**Saved entries**
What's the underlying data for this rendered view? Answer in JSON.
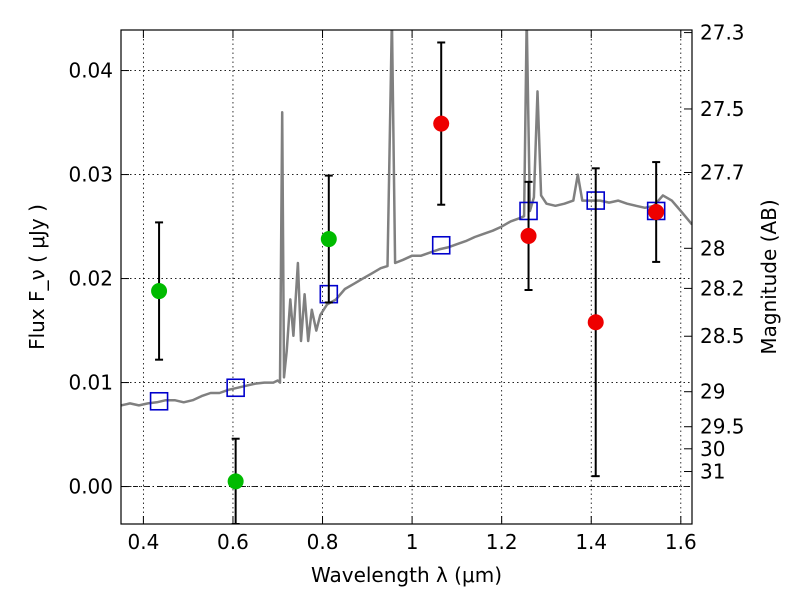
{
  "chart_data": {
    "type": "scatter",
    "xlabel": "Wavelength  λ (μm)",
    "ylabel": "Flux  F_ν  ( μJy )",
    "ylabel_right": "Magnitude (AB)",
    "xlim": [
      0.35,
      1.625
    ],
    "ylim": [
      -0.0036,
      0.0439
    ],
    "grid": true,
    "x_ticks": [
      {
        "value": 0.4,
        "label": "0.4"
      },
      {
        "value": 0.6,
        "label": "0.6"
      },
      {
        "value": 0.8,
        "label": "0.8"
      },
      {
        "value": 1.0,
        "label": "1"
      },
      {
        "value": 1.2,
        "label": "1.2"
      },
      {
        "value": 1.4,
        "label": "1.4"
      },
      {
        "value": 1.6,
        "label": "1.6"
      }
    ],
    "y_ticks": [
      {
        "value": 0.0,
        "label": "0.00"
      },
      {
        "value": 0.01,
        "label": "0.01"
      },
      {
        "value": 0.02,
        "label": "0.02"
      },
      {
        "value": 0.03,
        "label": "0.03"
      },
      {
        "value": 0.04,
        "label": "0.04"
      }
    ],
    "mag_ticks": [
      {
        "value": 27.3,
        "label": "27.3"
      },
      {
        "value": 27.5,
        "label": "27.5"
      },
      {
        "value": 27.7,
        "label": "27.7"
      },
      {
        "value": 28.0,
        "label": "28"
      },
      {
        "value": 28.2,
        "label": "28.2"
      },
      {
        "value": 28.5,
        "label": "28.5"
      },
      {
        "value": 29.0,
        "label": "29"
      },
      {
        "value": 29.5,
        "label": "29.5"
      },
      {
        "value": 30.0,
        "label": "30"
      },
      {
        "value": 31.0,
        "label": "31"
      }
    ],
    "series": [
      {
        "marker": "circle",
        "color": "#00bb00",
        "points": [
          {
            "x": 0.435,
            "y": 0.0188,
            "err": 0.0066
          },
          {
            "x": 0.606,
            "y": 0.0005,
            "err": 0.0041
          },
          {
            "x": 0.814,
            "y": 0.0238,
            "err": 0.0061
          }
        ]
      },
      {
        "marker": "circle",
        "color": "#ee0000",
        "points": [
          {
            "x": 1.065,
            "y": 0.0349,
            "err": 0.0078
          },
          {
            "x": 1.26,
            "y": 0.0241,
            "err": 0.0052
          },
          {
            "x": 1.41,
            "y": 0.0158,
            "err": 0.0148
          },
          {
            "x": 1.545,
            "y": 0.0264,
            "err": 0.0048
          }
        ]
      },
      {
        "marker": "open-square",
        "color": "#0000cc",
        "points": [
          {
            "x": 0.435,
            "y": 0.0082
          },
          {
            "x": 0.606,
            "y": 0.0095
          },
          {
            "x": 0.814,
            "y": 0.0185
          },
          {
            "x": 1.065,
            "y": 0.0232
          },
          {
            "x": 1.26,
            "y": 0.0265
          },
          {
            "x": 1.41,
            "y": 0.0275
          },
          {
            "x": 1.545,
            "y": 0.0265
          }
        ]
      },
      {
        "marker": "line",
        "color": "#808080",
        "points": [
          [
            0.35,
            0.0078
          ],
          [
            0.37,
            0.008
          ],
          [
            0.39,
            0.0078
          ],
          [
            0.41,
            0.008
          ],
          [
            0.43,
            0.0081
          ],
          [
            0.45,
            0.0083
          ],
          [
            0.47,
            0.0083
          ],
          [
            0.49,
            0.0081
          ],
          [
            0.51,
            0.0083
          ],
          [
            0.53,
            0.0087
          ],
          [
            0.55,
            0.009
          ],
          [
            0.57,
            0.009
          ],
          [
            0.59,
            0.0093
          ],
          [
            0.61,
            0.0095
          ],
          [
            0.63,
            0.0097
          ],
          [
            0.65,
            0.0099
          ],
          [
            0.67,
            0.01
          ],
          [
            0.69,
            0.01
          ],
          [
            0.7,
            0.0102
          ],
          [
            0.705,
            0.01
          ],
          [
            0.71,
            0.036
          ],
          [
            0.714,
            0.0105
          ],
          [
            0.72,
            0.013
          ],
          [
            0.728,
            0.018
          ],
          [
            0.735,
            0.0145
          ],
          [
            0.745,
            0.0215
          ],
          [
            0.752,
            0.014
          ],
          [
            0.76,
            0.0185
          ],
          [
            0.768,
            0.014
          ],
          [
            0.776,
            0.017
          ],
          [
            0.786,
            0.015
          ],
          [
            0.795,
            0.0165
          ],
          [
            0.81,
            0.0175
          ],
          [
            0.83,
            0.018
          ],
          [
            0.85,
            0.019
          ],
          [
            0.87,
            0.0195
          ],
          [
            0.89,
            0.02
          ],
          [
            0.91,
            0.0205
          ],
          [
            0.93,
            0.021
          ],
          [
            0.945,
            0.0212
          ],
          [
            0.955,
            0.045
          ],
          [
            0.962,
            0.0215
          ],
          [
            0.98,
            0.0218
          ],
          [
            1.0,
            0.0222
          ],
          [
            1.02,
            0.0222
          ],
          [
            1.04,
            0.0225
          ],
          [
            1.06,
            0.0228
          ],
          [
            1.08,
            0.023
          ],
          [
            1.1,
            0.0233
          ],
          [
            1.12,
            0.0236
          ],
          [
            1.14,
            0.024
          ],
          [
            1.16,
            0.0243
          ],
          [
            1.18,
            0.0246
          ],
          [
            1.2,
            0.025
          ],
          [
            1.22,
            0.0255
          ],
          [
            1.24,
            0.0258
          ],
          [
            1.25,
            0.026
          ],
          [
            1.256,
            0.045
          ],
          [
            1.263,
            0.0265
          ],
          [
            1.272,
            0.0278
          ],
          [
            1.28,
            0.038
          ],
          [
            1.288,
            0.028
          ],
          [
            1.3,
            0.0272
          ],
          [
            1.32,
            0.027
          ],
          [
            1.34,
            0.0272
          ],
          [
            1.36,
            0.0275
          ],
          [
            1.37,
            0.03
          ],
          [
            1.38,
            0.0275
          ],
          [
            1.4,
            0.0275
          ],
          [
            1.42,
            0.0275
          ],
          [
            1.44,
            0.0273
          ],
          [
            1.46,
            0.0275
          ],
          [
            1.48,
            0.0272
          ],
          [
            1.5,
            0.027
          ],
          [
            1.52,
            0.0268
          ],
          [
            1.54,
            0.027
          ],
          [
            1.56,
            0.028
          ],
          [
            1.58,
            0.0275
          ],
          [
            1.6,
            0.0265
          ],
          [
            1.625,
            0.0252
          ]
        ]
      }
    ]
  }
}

**Short exercise**
Repeat the material verbatim. Do not carry over any picture.

**Output below**
What's the underlying data for this rendered view? Answer in JSON.
{
  "chart_data": {
    "type": "scatter",
    "xlabel": "Wavelength  λ (μm)",
    "ylabel": "Flux  F_ν  ( μJy )",
    "ylabel_right": "Magnitude (AB)",
    "xlim": [
      0.35,
      1.625
    ],
    "ylim": [
      -0.0036,
      0.0439
    ],
    "grid": true,
    "x_ticks": [
      {
        "value": 0.4,
        "label": "0.4"
      },
      {
        "value": 0.6,
        "label": "0.6"
      },
      {
        "value": 0.8,
        "label": "0.8"
      },
      {
        "value": 1.0,
        "label": "1"
      },
      {
        "value": 1.2,
        "label": "1.2"
      },
      {
        "value": 1.4,
        "label": "1.4"
      },
      {
        "value": 1.6,
        "label": "1.6"
      }
    ],
    "y_ticks": [
      {
        "value": 0.0,
        "label": "0.00"
      },
      {
        "value": 0.01,
        "label": "0.01"
      },
      {
        "value": 0.02,
        "label": "0.02"
      },
      {
        "value": 0.03,
        "label": "0.03"
      },
      {
        "value": 0.04,
        "label": "0.04"
      }
    ],
    "mag_ticks": [
      {
        "value": 27.3,
        "label": "27.3"
      },
      {
        "value": 27.5,
        "label": "27.5"
      },
      {
        "value": 27.7,
        "label": "27.7"
      },
      {
        "value": 28.0,
        "label": "28"
      },
      {
        "value": 28.2,
        "label": "28.2"
      },
      {
        "value": 28.5,
        "label": "28.5"
      },
      {
        "value": 29.0,
        "label": "29"
      },
      {
        "value": 29.5,
        "label": "29.5"
      },
      {
        "value": 30.0,
        "label": "30"
      },
      {
        "value": 31.0,
        "label": "31"
      }
    ],
    "series": [
      {
        "marker": "circle",
        "color": "#00bb00",
        "points": [
          {
            "x": 0.435,
            "y": 0.0188,
            "err": 0.0066
          },
          {
            "x": 0.606,
            "y": 0.0005,
            "err": 0.0041
          },
          {
            "x": 0.814,
            "y": 0.0238,
            "err": 0.0061
          }
        ]
      },
      {
        "marker": "circle",
        "color": "#ee0000",
        "points": [
          {
            "x": 1.065,
            "y": 0.0349,
            "err": 0.0078
          },
          {
            "x": 1.26,
            "y": 0.0241,
            "err": 0.0052
          },
          {
            "x": 1.41,
            "y": 0.0158,
            "err": 0.0148
          },
          {
            "x": 1.545,
            "y": 0.0264,
            "err": 0.0048
          }
        ]
      },
      {
        "marker": "open-square",
        "color": "#0000cc",
        "points": [
          {
            "x": 0.435,
            "y": 0.0082
          },
          {
            "x": 0.606,
            "y": 0.0095
          },
          {
            "x": 0.814,
            "y": 0.0185
          },
          {
            "x": 1.065,
            "y": 0.0232
          },
          {
            "x": 1.26,
            "y": 0.0265
          },
          {
            "x": 1.41,
            "y": 0.0275
          },
          {
            "x": 1.545,
            "y": 0.0265
          }
        ]
      },
      {
        "marker": "line",
        "color": "#808080",
        "points": [
          [
            0.35,
            0.0078
          ],
          [
            0.37,
            0.008
          ],
          [
            0.39,
            0.0078
          ],
          [
            0.41,
            0.008
          ],
          [
            0.43,
            0.0081
          ],
          [
            0.45,
            0.0083
          ],
          [
            0.47,
            0.0083
          ],
          [
            0.49,
            0.0081
          ],
          [
            0.51,
            0.0083
          ],
          [
            0.53,
            0.0087
          ],
          [
            0.55,
            0.009
          ],
          [
            0.57,
            0.009
          ],
          [
            0.59,
            0.0093
          ],
          [
            0.61,
            0.0095
          ],
          [
            0.63,
            0.0097
          ],
          [
            0.65,
            0.0099
          ],
          [
            0.67,
            0.01
          ],
          [
            0.69,
            0.01
          ],
          [
            0.7,
            0.0102
          ],
          [
            0.705,
            0.01
          ],
          [
            0.71,
            0.036
          ],
          [
            0.714,
            0.0105
          ],
          [
            0.72,
            0.013
          ],
          [
            0.728,
            0.018
          ],
          [
            0.735,
            0.0145
          ],
          [
            0.745,
            0.0215
          ],
          [
            0.752,
            0.014
          ],
          [
            0.76,
            0.0185
          ],
          [
            0.768,
            0.014
          ],
          [
            0.776,
            0.017
          ],
          [
            0.786,
            0.015
          ],
          [
            0.795,
            0.0165
          ],
          [
            0.81,
            0.0175
          ],
          [
            0.83,
            0.018
          ],
          [
            0.85,
            0.019
          ],
          [
            0.87,
            0.0195
          ],
          [
            0.89,
            0.02
          ],
          [
            0.91,
            0.0205
          ],
          [
            0.93,
            0.021
          ],
          [
            0.945,
            0.0212
          ],
          [
            0.955,
            0.045
          ],
          [
            0.962,
            0.0215
          ],
          [
            0.98,
            0.0218
          ],
          [
            1.0,
            0.0222
          ],
          [
            1.02,
            0.0222
          ],
          [
            1.04,
            0.0225
          ],
          [
            1.06,
            0.0228
          ],
          [
            1.08,
            0.023
          ],
          [
            1.1,
            0.0233
          ],
          [
            1.12,
            0.0236
          ],
          [
            1.14,
            0.024
          ],
          [
            1.16,
            0.0243
          ],
          [
            1.18,
            0.0246
          ],
          [
            1.2,
            0.025
          ],
          [
            1.22,
            0.0255
          ],
          [
            1.24,
            0.0258
          ],
          [
            1.25,
            0.026
          ],
          [
            1.256,
            0.045
          ],
          [
            1.263,
            0.0265
          ],
          [
            1.272,
            0.0278
          ],
          [
            1.28,
            0.038
          ],
          [
            1.288,
            0.028
          ],
          [
            1.3,
            0.0272
          ],
          [
            1.32,
            0.027
          ],
          [
            1.34,
            0.0272
          ],
          [
            1.36,
            0.0275
          ],
          [
            1.37,
            0.03
          ],
          [
            1.38,
            0.0275
          ],
          [
            1.4,
            0.0275
          ],
          [
            1.42,
            0.0275
          ],
          [
            1.44,
            0.0273
          ],
          [
            1.46,
            0.0275
          ],
          [
            1.48,
            0.0272
          ],
          [
            1.5,
            0.027
          ],
          [
            1.52,
            0.0268
          ],
          [
            1.54,
            0.027
          ],
          [
            1.56,
            0.028
          ],
          [
            1.58,
            0.0275
          ],
          [
            1.6,
            0.0265
          ],
          [
            1.625,
            0.0252
          ]
        ]
      }
    ]
  }
}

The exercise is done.